What you are asked to do »
Below are the records; pull every line that includes "screenshot".

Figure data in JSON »
▬▬▬▬▬▬▬▬▬▬
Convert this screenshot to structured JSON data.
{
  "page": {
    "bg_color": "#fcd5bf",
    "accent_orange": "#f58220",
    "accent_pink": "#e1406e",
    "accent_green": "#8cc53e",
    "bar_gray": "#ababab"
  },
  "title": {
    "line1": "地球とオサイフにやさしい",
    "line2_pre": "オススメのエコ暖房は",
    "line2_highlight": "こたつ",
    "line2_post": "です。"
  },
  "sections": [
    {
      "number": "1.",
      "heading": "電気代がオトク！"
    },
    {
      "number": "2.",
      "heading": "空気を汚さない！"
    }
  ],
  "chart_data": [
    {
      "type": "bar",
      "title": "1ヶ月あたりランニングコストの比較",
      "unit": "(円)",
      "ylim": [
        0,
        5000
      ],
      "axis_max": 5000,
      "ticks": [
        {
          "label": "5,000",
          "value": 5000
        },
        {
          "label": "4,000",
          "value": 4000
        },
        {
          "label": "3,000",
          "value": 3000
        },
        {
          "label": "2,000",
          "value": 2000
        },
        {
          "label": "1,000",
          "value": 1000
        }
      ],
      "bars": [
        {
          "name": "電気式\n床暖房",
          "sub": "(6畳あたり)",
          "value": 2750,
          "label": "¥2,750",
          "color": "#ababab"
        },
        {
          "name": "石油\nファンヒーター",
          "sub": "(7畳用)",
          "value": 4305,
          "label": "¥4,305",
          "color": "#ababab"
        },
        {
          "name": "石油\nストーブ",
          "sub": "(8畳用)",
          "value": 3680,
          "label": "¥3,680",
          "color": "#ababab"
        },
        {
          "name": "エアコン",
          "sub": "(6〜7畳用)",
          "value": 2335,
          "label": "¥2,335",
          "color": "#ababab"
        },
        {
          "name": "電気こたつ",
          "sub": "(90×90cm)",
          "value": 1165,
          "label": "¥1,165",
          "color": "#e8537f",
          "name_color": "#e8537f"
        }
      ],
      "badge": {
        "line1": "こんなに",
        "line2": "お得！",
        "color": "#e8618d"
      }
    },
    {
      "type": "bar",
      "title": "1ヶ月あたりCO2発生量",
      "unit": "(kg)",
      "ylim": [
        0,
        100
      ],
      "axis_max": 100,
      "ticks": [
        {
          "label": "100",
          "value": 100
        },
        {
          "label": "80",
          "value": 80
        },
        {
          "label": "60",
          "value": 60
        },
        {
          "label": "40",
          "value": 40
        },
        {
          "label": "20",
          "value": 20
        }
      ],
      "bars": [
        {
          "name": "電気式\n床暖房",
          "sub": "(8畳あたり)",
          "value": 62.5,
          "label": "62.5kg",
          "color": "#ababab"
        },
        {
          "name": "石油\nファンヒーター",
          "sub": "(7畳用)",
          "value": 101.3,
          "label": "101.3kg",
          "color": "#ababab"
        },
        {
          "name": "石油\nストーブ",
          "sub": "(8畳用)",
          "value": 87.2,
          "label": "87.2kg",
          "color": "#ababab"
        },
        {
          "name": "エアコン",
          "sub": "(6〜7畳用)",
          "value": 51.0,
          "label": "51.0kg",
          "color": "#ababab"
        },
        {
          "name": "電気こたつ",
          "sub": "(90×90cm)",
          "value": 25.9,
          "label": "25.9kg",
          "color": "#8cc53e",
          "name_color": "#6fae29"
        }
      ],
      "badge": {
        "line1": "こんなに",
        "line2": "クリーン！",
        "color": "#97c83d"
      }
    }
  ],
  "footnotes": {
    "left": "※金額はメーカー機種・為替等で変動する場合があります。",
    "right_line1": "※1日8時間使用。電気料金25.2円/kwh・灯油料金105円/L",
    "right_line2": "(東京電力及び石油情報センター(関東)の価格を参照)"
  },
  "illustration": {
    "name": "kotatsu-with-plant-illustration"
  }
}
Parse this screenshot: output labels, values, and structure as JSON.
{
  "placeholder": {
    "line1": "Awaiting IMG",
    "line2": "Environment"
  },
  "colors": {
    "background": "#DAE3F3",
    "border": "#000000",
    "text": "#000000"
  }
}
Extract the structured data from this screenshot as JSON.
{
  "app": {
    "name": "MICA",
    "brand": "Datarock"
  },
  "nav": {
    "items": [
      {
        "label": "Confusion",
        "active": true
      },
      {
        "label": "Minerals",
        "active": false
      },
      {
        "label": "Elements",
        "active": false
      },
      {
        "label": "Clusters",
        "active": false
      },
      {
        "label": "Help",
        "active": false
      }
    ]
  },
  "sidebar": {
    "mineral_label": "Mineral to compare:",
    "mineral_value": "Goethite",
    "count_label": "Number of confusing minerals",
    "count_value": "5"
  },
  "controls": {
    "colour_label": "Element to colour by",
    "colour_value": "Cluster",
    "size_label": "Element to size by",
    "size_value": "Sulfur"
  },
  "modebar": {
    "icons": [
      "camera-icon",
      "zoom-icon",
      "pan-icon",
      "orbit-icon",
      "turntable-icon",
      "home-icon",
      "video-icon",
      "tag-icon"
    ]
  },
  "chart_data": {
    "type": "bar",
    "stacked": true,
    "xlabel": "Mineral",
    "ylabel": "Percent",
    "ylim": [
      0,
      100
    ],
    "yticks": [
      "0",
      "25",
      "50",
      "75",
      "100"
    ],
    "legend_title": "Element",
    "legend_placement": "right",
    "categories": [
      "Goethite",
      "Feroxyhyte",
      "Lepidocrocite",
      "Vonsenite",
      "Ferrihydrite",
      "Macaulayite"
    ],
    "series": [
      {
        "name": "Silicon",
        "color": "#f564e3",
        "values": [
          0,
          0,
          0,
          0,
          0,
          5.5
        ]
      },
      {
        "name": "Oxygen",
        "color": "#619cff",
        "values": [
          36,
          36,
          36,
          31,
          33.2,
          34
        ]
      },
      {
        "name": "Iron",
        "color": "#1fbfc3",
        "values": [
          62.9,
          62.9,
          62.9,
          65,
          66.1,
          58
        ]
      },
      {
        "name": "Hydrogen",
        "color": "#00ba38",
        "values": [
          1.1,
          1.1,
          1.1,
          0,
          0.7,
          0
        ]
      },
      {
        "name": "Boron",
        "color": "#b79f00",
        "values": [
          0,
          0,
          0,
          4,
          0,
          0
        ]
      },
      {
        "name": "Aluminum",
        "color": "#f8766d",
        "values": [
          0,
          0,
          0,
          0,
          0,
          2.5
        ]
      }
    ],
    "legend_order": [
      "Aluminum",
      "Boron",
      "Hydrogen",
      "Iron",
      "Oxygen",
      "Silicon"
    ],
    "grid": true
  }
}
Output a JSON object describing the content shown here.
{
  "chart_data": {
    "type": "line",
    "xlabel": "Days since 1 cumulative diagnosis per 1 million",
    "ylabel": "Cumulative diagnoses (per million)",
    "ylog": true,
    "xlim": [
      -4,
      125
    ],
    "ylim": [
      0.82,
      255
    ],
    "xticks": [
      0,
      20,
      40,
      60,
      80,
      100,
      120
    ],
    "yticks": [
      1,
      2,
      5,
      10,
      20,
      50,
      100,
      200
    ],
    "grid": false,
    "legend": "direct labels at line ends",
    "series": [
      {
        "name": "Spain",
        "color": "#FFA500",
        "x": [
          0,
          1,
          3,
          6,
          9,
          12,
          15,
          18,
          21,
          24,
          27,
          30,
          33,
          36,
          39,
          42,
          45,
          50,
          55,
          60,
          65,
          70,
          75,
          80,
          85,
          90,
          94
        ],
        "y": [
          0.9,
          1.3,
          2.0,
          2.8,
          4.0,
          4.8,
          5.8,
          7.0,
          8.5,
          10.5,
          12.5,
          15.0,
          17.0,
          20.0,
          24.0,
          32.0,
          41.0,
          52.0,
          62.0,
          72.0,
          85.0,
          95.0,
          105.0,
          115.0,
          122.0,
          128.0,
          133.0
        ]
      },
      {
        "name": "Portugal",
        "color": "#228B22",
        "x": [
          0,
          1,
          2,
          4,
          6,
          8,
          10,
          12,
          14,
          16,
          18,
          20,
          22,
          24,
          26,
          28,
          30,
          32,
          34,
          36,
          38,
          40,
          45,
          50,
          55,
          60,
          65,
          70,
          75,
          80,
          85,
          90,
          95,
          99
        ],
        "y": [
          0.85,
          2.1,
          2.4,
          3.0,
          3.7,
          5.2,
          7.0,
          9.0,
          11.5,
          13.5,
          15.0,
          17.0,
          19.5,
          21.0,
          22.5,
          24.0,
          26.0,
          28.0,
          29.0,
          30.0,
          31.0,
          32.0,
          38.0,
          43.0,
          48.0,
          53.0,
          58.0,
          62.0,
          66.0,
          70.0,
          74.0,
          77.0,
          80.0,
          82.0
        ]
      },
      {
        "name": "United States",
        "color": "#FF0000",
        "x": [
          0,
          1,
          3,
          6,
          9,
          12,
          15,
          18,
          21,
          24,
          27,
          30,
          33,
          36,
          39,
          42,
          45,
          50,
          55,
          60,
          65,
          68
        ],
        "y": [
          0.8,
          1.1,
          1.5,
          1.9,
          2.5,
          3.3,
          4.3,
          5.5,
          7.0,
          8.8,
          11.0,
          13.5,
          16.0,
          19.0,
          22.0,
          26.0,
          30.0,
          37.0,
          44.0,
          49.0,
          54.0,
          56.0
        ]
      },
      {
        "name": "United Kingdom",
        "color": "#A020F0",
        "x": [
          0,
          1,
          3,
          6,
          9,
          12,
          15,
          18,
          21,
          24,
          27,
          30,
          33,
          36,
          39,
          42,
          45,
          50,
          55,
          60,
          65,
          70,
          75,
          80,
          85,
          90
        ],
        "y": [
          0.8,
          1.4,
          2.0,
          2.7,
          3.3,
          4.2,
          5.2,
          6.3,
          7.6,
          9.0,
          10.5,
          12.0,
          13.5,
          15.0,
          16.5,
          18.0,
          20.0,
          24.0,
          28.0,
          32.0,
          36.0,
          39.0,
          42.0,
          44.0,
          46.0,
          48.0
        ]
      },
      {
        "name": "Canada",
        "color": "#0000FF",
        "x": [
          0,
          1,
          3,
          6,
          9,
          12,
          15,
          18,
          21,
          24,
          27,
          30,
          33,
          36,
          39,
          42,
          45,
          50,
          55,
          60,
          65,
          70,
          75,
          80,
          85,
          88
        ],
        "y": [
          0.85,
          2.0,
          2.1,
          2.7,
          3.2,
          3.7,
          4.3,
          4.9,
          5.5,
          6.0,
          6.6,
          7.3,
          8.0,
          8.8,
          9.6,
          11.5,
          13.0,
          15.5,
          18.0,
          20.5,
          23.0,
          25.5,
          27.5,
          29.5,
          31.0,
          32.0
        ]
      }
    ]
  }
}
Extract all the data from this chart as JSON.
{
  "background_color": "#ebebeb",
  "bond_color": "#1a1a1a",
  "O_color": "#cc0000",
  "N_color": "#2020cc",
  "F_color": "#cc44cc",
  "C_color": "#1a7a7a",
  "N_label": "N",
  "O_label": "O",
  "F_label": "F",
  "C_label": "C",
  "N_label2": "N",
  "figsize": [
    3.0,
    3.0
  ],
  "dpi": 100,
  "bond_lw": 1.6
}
▬▬▬▬▬▬▬▬▬▬
Written solution »
Convert this screenshot to structured JSON data.
Parse this screenshot: output labels, values, and structure as JSON.
Extract the structured data from this screenshot as JSON.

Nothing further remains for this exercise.